• MATERIAL:
* START *
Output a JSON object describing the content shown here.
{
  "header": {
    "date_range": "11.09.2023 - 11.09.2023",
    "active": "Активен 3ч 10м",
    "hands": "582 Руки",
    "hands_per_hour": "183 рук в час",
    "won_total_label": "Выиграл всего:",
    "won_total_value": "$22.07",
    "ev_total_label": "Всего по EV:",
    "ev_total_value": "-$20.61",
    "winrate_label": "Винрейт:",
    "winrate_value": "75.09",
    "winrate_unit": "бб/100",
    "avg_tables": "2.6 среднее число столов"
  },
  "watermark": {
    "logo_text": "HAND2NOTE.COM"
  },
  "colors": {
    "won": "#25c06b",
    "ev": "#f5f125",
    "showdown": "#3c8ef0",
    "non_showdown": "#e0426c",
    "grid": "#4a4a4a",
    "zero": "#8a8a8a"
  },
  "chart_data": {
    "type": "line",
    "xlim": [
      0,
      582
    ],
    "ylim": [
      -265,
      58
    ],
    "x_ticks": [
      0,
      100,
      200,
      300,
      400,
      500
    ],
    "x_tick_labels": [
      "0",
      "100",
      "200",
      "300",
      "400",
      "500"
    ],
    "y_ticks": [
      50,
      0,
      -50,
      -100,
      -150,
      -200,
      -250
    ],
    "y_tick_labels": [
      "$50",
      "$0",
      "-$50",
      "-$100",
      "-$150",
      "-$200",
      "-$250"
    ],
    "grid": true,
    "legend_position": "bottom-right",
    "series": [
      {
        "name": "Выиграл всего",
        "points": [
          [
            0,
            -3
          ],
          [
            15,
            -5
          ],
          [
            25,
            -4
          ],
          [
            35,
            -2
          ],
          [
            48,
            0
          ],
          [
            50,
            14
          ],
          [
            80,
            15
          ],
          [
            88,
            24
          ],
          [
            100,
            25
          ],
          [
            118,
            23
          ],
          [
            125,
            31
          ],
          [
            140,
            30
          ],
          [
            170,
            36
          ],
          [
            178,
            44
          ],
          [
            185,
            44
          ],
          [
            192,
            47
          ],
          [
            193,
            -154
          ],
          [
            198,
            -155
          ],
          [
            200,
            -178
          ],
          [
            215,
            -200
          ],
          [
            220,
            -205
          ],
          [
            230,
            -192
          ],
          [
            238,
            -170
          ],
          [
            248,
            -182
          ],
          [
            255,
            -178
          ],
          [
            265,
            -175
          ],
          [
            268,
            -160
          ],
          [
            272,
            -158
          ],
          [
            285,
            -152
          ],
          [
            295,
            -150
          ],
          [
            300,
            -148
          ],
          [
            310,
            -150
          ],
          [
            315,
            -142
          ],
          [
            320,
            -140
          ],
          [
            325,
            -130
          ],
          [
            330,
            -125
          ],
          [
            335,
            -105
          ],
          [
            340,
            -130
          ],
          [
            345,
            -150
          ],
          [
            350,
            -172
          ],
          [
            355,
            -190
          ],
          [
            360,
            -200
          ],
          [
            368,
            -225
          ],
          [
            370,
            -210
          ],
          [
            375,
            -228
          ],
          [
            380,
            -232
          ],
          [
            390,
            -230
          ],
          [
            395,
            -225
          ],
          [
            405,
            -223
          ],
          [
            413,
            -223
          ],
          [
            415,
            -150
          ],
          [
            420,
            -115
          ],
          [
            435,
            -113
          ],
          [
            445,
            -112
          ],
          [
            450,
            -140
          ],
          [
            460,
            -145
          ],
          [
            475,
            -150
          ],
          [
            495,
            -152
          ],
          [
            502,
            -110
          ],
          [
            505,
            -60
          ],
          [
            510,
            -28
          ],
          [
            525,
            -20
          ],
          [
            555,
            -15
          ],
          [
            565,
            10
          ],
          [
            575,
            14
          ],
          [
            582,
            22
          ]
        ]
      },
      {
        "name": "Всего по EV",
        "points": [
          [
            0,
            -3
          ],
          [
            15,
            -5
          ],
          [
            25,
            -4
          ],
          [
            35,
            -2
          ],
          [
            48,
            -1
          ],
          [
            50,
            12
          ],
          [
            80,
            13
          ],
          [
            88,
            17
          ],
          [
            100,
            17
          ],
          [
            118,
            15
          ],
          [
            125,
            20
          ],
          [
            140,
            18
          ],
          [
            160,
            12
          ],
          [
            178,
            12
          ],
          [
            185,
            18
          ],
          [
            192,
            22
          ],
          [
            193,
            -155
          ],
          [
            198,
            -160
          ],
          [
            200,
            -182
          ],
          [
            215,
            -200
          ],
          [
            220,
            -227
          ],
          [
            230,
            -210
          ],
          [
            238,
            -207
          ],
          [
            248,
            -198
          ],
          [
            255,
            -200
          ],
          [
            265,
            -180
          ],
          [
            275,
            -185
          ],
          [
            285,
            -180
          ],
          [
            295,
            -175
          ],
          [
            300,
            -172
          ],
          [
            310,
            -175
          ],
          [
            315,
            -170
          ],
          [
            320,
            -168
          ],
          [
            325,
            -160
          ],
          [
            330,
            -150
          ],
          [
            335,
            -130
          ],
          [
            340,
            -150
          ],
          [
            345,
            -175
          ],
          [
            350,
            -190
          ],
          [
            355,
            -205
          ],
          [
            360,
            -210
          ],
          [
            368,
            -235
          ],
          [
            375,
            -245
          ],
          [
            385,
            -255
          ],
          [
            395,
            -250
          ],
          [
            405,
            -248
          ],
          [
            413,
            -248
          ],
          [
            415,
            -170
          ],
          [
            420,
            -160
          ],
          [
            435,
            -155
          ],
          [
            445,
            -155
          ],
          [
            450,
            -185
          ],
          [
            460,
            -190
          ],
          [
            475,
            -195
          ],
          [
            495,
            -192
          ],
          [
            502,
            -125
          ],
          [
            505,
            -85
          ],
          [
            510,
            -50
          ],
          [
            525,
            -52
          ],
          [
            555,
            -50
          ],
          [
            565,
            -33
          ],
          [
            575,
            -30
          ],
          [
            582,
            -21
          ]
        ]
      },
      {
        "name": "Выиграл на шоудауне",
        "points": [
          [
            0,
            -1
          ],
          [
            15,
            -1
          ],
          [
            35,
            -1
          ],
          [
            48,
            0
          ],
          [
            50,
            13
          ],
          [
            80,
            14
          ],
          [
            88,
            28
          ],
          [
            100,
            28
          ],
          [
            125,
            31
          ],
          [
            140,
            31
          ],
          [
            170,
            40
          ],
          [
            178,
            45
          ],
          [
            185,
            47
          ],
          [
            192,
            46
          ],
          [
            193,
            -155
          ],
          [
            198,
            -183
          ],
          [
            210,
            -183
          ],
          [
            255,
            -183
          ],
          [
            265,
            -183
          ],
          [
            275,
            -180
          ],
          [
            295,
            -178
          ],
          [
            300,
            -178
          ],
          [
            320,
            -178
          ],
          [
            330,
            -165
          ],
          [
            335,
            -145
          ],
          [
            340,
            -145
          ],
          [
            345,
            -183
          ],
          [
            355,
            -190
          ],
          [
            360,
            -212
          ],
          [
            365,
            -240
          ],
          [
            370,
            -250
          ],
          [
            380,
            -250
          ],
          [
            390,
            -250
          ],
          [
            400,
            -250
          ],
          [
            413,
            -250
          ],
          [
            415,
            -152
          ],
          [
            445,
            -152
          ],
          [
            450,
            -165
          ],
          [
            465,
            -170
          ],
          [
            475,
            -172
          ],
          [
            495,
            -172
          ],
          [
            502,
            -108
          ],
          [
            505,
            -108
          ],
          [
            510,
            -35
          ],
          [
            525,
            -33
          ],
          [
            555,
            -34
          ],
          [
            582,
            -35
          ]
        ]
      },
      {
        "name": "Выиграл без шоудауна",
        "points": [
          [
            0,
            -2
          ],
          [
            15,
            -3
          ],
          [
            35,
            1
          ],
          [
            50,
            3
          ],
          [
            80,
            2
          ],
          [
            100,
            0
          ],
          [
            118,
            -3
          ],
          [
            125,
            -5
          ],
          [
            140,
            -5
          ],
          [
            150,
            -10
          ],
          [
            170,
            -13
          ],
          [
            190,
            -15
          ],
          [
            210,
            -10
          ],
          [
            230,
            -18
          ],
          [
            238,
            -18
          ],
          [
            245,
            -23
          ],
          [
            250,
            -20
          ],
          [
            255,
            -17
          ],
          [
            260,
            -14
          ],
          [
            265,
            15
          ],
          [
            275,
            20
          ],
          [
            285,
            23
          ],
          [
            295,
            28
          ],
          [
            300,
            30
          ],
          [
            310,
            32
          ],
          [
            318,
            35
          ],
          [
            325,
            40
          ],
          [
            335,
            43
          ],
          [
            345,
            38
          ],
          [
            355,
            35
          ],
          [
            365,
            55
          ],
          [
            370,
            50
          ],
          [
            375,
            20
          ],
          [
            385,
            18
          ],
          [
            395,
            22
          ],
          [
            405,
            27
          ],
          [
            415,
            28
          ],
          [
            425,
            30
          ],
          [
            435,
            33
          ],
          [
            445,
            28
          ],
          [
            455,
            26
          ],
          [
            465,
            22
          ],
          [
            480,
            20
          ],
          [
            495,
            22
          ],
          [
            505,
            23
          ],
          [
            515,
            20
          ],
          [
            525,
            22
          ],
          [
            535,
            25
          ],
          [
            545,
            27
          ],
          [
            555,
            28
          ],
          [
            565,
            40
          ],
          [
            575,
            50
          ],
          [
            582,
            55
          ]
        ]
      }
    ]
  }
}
* END *
Select and copy every line of the listing with the word "Выиграл".

    "won_total_label": "Выиграл всего:",
        "name": "Выиграл всего",
        "name": "Выиграл на шоудауне",
        "name": "Выиграл без шоудауна",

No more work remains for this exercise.